◆ **What is needed**:
Reproduce all of the records exactly.

◆ **The input**:
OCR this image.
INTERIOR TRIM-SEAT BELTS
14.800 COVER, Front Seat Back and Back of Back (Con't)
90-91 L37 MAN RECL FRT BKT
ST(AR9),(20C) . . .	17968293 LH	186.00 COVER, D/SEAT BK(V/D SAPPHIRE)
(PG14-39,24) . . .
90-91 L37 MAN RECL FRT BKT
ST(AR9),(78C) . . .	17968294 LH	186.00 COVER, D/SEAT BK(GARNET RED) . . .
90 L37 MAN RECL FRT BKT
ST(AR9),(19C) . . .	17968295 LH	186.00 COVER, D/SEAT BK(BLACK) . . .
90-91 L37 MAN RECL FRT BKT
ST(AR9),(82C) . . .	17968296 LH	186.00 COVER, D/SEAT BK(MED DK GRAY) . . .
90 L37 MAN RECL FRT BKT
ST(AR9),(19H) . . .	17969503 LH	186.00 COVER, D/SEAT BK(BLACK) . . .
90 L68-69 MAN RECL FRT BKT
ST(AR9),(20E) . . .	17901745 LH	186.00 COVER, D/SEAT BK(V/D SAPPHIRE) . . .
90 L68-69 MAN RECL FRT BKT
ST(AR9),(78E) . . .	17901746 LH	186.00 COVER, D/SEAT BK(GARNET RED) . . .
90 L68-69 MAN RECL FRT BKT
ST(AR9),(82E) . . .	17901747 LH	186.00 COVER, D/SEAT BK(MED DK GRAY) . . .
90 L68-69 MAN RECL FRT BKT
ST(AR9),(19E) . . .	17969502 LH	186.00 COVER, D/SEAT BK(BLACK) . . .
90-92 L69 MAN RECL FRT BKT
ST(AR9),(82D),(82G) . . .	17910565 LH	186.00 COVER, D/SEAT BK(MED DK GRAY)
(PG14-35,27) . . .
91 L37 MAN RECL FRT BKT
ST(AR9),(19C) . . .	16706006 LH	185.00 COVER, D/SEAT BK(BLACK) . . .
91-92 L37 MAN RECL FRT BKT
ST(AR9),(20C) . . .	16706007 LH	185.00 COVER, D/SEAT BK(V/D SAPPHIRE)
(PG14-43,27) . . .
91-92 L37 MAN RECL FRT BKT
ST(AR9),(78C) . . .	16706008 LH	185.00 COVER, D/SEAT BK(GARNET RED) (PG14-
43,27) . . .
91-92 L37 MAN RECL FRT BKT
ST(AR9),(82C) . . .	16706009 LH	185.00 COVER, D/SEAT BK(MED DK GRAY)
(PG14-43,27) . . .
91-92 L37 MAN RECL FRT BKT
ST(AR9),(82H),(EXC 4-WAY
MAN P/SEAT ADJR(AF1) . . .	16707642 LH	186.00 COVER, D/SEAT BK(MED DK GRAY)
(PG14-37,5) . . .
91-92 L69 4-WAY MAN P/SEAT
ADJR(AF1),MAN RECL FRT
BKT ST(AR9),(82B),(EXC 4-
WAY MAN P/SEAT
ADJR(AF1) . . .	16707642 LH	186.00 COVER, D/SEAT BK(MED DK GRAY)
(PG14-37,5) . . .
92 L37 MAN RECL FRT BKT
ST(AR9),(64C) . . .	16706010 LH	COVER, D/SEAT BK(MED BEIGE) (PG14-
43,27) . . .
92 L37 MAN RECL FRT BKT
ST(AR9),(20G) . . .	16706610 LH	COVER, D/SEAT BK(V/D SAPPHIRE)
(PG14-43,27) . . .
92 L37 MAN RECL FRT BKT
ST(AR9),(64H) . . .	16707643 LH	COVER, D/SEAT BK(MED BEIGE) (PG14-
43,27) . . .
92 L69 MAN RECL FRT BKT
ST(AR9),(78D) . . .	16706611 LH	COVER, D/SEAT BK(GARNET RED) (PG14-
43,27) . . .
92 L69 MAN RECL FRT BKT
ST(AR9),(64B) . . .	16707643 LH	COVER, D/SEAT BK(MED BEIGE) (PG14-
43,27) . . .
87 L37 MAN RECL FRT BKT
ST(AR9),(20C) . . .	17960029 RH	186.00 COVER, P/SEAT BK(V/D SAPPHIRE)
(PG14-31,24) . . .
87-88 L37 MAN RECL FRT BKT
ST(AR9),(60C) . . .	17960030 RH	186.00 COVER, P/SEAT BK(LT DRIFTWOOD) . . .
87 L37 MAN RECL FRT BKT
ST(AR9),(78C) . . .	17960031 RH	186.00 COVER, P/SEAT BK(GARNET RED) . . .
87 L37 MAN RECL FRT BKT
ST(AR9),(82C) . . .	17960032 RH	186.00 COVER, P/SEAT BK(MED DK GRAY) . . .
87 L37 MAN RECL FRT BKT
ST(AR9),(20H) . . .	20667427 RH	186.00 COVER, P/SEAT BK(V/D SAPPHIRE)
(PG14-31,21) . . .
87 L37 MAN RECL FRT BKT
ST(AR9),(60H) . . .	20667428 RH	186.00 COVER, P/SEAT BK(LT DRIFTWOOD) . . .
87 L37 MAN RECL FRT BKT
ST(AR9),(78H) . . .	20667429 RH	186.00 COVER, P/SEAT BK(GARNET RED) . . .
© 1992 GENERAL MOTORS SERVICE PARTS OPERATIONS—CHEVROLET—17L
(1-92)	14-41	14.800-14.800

◆ **Exercise answer**:
OCR this image.
INTERIOR TRIM-SEAT BELTS
14.800 COVER, Front Seat Back and Back of Back (Con't)
90-91 L37 MAN RECL FRT BKT
ST(AR9),(20C) . . .	17968293 LH	186.00 COVER, D/SEAT BK(V/D SAPPHIRE)
(PG14-39,24) . . .
90-91 L37 MAN RECL FRT BKT
ST(AR9),(78C) . . .	17968294 LH	186.00 COVER, D/SEAT BK(GARNET RED) . . .
90 L37 MAN RECL FRT BKT
ST(AR9),(19C) . . .	17968295 LH	186.00 COVER, D/SEAT BK(BLACK) . . .
90-91 L37 MAN RECL FRT BKT
ST(AR9),(82C) . . .	17968296 LH	186.00 COVER, D/SEAT BK(MED DK GRAY) . . .
90 L37 MAN RECL FRT BKT
ST(AR9),(19H) . . .	17969503 LH	186.00 COVER, D/SEAT BK(BLACK) . . .
90 L68-69 MAN RECL FRT BKT
ST(AR9),(20E) . . .	17901745 LH	186.00 COVER, D/SEAT BK(V/D SAPPHIRE) . . .
90 L68-69 MAN RECL FRT BKT
ST(AR9),(78E) . . .	17901746 LH	186.00 COVER, D/SEAT BK(GARNET RED) . . .
90 L68-69 MAN RECL FRT BKT
ST(AR9),(82E) . . .	17901747 LH	186.00 COVER, D/SEAT BK(MED DK GRAY) . . .
90 L68-69 MAN RECL FRT BKT
ST(AR9),(19E) . . .	17969502 LH	186.00 COVER, D/SEAT BK(BLACK) . . .
90-92 L69 MAN RECL FRT BKT
ST(AR9),(82D),(82G) . . .	17910565 LH	186.00 COVER, D/SEAT BK(MED DK GRAY)
(PG14-35,27) . . .
91 L37 MAN RECL FRT BKT
ST(AR9),(19C) . . .	16706006 LH	185.00 COVER, D/SEAT BK(BLACK) . . .
91-92 L37 MAN RECL FRT BKT
ST(AR9),(20C) . . .	16706007 LH	185.00 COVER, D/SEAT BK(V/D SAPPHIRE)
(PG14-43,27) . . .
91-92 L37 MAN RECL FRT BKT
ST(AR9),(78C) . . .	16706008 LH	185.00 COVER, D/SEAT BK(GARNET RED) (PG14-
43,27) . . .
91-92 L37 MAN RECL FRT BKT
ST(AR9),(82C) . . .	16706009 LH	185.00 COVER, D/SEAT BK(MED DK GRAY)
(PG14-43,27) . . .
91-92 L37 MAN RECL FRT BKT
ST(AR9),(82H),(EXC 4-WAY
MAN P/SEAT ADJR(AF1) . . .	16707642 LH	186.00 COVER, D/SEAT BK(MED DK GRAY)
(PG14-37,5) . . .
91-92 L69 4-WAY MAN P/SEAT
ADJR(AF1),MAN RECL FRT
BKT ST(AR9),(82B),(EXC 4-
WAY MAN P/SEAT
ADJR(AF1) . . .	16707642 LH	186.00 COVER, D/SEAT BK(MED DK GRAY)
(PG14-37,5) . . .
92 L37 MAN RECL FRT BKT
ST(AR9),(64C) . . .	16706010 LH	COVER, D/SEAT BK(MED BEIGE) (PG14-
43,27) . . .
92 L37 MAN RECL FRT BKT
ST(AR9),(20G) . . .	16706610 LH	COVER, D/SEAT BK(V/D SAPPHIRE)
(PG14-43,27) . . .
92 L37 MAN RECL FRT BKT
ST(AR9),(64H) . . .	16707643 LH	COVER, D/SEAT BK(MED BEIGE) (PG14-
43,27) . . .
92 L69 MAN RECL FRT BKT
ST(AR9),(78D) . . .	16706611 LH	COVER, D/SEAT BK(GARNET RED) (PG14-
43,27) . . .
92 L69 MAN RECL FRT BKT
ST(AR9),(64B) . . .	16707643 LH	COVER, D/SEAT BK(MED BEIGE) (PG14-
43,27) . . .
87 L37 MAN RECL FRT BKT
ST(AR9),(20C) . . .	17960029 RH	186.00 COVER, P/SEAT BK(V/D SAPPHIRE)
(PG14-31,24) . . .
87-88 L37 MAN RECL FRT BKT
ST(AR9),(60C) . . .	17960030 RH	186.00 COVER, P/SEAT BK(LT DRIFTWOOD) . . .
87 L37 MAN RECL FRT BKT
ST(AR9),(78C) . . .	17960031 RH	186.00 COVER, P/SEAT BK(GARNET RED) . . .
87 L37 MAN RECL FRT BKT
ST(AR9),(82C) . . .	17960032 RH	186.00 COVER, P/SEAT BK(MED DK GRAY) . . .
87 L37 MAN RECL FRT BKT
ST(AR9),(20H) . . .	20667427 RH	186.00 COVER, P/SEAT BK(V/D SAPPHIRE)
(PG14-31,21) . . .
87 L37 MAN RECL FRT BKT
ST(AR9),(60H) . . .	20667428 RH	186.00 COVER, P/SEAT BK(LT DRIFTWOOD) . . .
87 L37 MAN RECL FRT BKT
ST(AR9),(78H) . . .	20667429 RH	186.00 COVER, P/SEAT BK(GARNET RED) . . .
© 1992 GENERAL MOTORS SERVICE PARTS OPERATIONS—CHEVROLET—17L
(1-92)	14-41	14.800-14.800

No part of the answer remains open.